Extract all lines containing "Thank".

═══ Data supplied

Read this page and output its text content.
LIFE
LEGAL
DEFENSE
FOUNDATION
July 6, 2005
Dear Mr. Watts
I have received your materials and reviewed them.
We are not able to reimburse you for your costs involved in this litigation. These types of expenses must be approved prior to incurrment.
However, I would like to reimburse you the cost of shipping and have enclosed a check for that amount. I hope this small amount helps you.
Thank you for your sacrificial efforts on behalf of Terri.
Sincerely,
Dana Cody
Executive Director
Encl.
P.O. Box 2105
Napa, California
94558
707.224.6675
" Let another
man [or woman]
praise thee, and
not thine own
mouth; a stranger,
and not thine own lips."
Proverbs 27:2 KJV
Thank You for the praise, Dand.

══════

> _Task result_:
Thank you for your sacrificial efforts on behalf of Terri.
Thank You for the praise, Dand.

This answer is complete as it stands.